── 確認用の文章

ユーロ圏の成長予測引き上げ IMF、英国は据え置き

国際通貨基金(IMF)がこのほど発表した世界経済見通しで、ユーロ圏19カ国の2018年の域内総生産(GDP)が前年比2.2%拡大するとの見方を示した。ドイツやイタリアなどが良好で、昨年10月の前回予測から0.3ポイント引き上げた形。一方、英国については1.5%に据え置いている。

IMFは、特にドイツとイタリア、オランダで内外からの需要が拡大し、上方修正につながったと評価。その半面、スペインは政情不安が景況感や需要に影響を及ぼしているとした。ユーロ圏の2019年の成長率見通しも0.3ポイント引き上げたが、こちらは2%とやや減速する見込み。

ユーロ圏主要国の今年の成長率予測を見ると、ドイツは前回から大きく0.5ポイント引き上げられ2.3%。フランスは1.9%、イタリアは1.4%で、それぞれ0.1ポイント、0.3ポイント上方修正された。スペインは反対に0.1ポイント引き下げられ、2.4%となっている。

────
── データ部分

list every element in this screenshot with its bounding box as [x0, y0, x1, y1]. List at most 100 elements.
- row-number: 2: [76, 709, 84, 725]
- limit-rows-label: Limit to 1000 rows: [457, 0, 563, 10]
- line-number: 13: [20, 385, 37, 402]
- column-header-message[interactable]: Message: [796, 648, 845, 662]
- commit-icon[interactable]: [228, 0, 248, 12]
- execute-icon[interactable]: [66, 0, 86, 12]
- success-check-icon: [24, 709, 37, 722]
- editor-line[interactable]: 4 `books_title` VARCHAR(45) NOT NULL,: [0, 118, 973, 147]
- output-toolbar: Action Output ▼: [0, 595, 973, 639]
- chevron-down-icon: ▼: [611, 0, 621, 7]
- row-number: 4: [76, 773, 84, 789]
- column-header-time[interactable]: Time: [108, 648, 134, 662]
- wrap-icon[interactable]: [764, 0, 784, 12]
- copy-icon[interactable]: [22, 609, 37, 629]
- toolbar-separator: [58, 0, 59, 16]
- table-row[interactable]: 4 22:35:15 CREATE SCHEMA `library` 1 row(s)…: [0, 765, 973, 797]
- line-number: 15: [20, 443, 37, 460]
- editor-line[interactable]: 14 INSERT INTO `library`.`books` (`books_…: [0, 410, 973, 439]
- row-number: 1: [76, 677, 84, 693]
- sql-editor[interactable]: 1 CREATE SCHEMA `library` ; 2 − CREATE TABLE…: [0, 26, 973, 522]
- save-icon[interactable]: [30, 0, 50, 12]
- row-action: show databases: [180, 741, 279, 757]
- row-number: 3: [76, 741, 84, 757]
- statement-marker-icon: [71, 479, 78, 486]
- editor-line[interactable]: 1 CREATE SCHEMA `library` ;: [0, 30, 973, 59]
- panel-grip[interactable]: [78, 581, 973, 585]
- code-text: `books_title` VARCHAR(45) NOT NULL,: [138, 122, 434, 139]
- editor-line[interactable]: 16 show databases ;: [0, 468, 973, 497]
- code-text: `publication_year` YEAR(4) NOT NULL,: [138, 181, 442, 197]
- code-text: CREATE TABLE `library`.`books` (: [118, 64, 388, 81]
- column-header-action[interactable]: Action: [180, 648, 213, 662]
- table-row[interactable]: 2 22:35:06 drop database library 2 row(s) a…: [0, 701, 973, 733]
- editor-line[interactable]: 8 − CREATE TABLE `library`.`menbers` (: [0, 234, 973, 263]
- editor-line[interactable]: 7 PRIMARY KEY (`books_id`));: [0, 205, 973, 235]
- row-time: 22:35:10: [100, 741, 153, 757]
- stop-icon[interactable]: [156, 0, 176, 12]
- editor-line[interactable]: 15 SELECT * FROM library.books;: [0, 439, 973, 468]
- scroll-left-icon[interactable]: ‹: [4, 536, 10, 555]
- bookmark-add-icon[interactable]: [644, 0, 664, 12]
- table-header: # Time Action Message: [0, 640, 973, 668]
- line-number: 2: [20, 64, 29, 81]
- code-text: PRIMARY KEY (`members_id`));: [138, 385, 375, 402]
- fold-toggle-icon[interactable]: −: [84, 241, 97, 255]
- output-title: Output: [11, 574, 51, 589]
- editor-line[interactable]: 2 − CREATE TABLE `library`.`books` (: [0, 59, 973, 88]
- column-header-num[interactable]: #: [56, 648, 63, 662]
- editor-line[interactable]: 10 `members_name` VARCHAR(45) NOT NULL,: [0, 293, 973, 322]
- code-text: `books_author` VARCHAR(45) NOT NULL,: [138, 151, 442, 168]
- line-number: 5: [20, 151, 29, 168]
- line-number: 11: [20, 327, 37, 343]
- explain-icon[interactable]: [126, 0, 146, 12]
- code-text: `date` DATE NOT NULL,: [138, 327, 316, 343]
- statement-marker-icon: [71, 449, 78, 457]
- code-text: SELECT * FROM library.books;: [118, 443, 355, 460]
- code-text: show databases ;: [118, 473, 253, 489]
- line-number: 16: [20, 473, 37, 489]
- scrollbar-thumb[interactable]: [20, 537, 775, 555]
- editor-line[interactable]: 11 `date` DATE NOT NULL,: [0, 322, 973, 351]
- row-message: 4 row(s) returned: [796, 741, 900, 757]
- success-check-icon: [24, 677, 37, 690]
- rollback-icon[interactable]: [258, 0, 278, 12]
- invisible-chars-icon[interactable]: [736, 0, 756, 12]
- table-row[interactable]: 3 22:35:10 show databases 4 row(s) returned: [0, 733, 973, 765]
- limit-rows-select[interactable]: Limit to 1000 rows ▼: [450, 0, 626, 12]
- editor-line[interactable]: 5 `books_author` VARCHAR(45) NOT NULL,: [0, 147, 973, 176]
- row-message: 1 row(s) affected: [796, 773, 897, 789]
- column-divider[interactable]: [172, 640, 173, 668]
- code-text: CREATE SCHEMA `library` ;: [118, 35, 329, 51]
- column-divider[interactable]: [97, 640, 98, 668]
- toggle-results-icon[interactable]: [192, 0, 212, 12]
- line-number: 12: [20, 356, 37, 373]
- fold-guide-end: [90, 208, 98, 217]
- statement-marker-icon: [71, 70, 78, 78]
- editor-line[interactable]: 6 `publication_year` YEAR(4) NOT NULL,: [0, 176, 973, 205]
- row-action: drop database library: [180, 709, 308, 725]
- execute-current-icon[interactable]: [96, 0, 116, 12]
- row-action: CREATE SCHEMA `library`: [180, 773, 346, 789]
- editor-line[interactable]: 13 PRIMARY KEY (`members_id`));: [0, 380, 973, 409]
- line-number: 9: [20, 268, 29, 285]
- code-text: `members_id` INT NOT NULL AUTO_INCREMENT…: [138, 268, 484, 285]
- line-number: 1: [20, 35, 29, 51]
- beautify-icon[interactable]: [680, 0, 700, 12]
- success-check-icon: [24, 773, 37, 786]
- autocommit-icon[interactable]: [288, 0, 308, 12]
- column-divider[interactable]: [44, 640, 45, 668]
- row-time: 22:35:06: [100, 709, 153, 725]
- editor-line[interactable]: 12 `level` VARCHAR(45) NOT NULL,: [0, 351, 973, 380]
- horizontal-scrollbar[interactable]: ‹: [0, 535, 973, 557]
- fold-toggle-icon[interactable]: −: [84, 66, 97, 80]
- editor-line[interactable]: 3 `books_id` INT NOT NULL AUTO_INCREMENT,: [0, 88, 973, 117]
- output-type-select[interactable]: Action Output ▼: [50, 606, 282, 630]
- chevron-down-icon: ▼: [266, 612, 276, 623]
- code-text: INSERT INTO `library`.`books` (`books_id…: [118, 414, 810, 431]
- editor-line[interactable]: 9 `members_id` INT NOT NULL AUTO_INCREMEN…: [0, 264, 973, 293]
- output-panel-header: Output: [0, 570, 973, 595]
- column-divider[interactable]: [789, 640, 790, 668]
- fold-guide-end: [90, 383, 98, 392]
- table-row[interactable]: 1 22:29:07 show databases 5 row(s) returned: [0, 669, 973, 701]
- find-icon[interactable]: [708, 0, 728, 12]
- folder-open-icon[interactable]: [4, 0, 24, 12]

────

# 課題一覧
A - IMFの成長予測の文章によると、ドイツの今年の成長率予測は何%ですか。
B - IMFの成長予測の文章の最後の文に続けて書いてください。

# 課題ごとの答え
A - 2.3%です。

B -
英国経済の2019年の見通しは、前回の1.6%から1.5%に引き下げられた。IMFは、英国と欧州連合(EU)がブレグジット後の通商関係に関する第2段階の協議を開始することをリスク要因に挙げている。結果的に貿易障壁の増加や規制の再設定に至った場合、国際的な投資の落ち込みや生産効率の低下につながり、先進国、新興国、開発途上国の経済見通しに悪影響を及ぼすと警鐘を鳴らした。

なおロシアは今年に1.7%伸び、2019年も1.5%と引き続きプラス成長になると見込んでいる。

世界経済の今年と来年の成長率見通しは、従来予測から共に0.2ポイント引き上げて3.9%とした。特に米国はトランプ大統領による税制改革が成長を促進すると予想し、今年は2.7%、来年は2.5%にそれぞれ上方修正している。